- **Given instruction**:
Search the records for "Gemology". Copy every line where it appears.

- **Task input**:

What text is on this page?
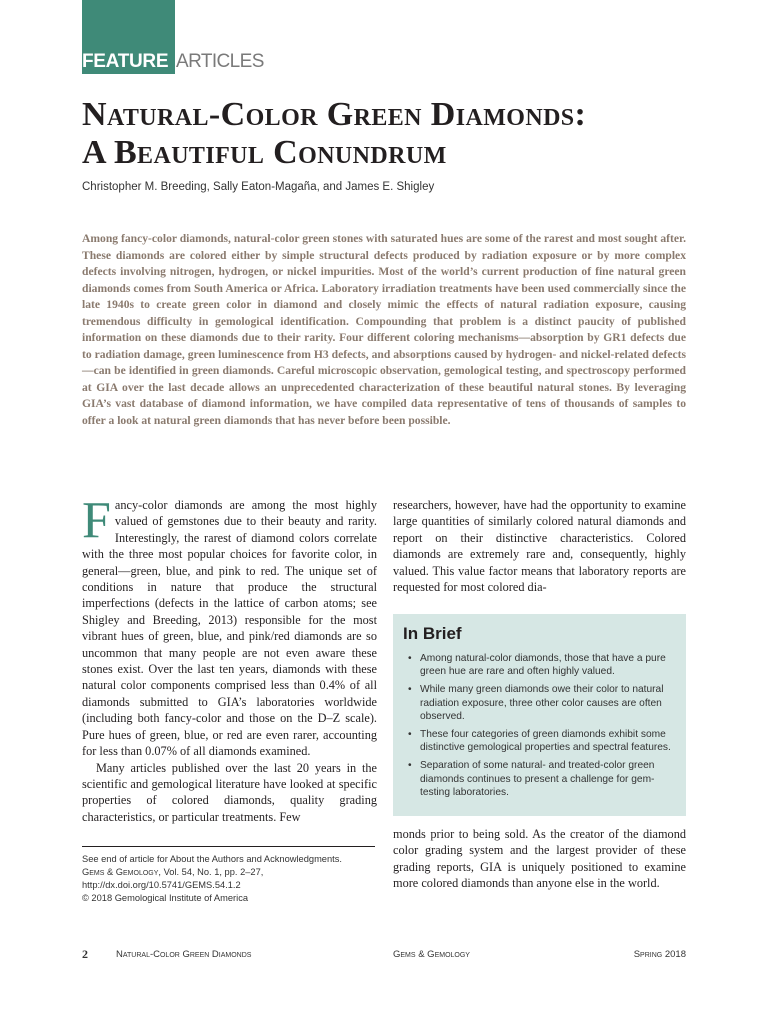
FEATURE ARTICLES
Natural-Color Green Diamonds:
A Beautiful Conundrum
Christopher M. Breeding, Sally Eaton-Magaña, and James E. Shigley
Among fancy-color diamonds, natural-color green stones with saturated hues are some of the rarest and most sought after. These diamonds are colored either by simple structural defects produced by radiation exposure or by more complex defects involving nitrogen, hydrogen, or nickel impurities. Most of the world’s current production of fine natural green diamonds comes from South America or Africa. Laboratory irradiation treatments have been used commercially since the late 1940s to create green color in diamond and closely mimic the effects of natural radiation exposure, causing tremendous difficulty in gemological identification. Compounding that problem is a distinct paucity of published information on these diamonds due to their rarity. Four different coloring mechanisms—absorption by GR1 defects due to radiation damage, green luminescence from H3 defects, and absorptions caused by hydrogen- and nickel-related defects—can be identified in green diamonds. Careful microscopic observation, gemological testing, and spectroscopy performed at GIA over the last decade allows an unprecedented characterization of these beautiful natural stones. By leveraging GIA’s vast database of diamond information, we have compiled data representative of tens of thousands of samples to offer a look at natural green diamonds that has never before been possible.

Fancy-color diamonds are among the most highly valued of gemstones due to their beauty and rarity. Interestingly, the rarest of diamond colors correlate with the three most popular choices for favorite color, in general—green, blue, and pink to red. The unique set of conditions in nature that produce the structural imperfections (defects in the lattice of carbon atoms; see Shigley and Breeding, 2013) responsible for the most vibrant hues of green, blue, and pink/red diamonds are so uncommon that many people are not even aware these stones exist. Over the last ten years, diamonds with these natural color components comprised less than 0.4% of all diamonds submitted to GIA’s laboratories worldwide (including both fancy-color and those on the D–Z scale). Pure hues of green, blue, or red are even rarer, accounting for less than 0.07% of all diamonds examined.

Many articles published over the last 20 years in the scientific and gemological literature have looked at specific properties of colored diamonds, quality grading characteristics, or particular treatments. Few

researchers, however, have had the opportunity to examine large quantities of similarly colored natural diamonds and report on their distinctive characteristics. Colored diamonds are extremely rare and, consequently, highly valued. This value factor means that laboratory reports are requested for most colored dia-

In Brief
• Among natural-color diamonds, those that have a pure green hue are rare and often highly valued.
• While many green diamonds owe their color to natural radiation exposure, three other color causes are often observed.
• These four categories of green diamonds exhibit some distinctive gemological properties and spectral features.
• Separation of some natural- and treated-color green diamonds continues to present a challenge for gem-testing laboratories.

monds prior to being sold. As the creator of the diamond color grading system and the largest provider of these grading reports, GIA is uniquely positioned to examine more colored diamonds than anyone else in the world.

See end of article for About the Authors and Acknowledgments.
Gems & Gemology, Vol. 54, No. 1, pp. 2–27,
http://dx.doi.org/10.5741/GEMS.54.1.2
© 2018 Gemological Institute of America
2	Natural-Color Green Diamonds	Gems & Gemology	Spring 2018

- **Problem solution**:
Gems & Gemology, Vol. 54, No. 1, pp. 2–27,
2	Natural-Color Green Diamonds	Gems & Gemology	Spring 2018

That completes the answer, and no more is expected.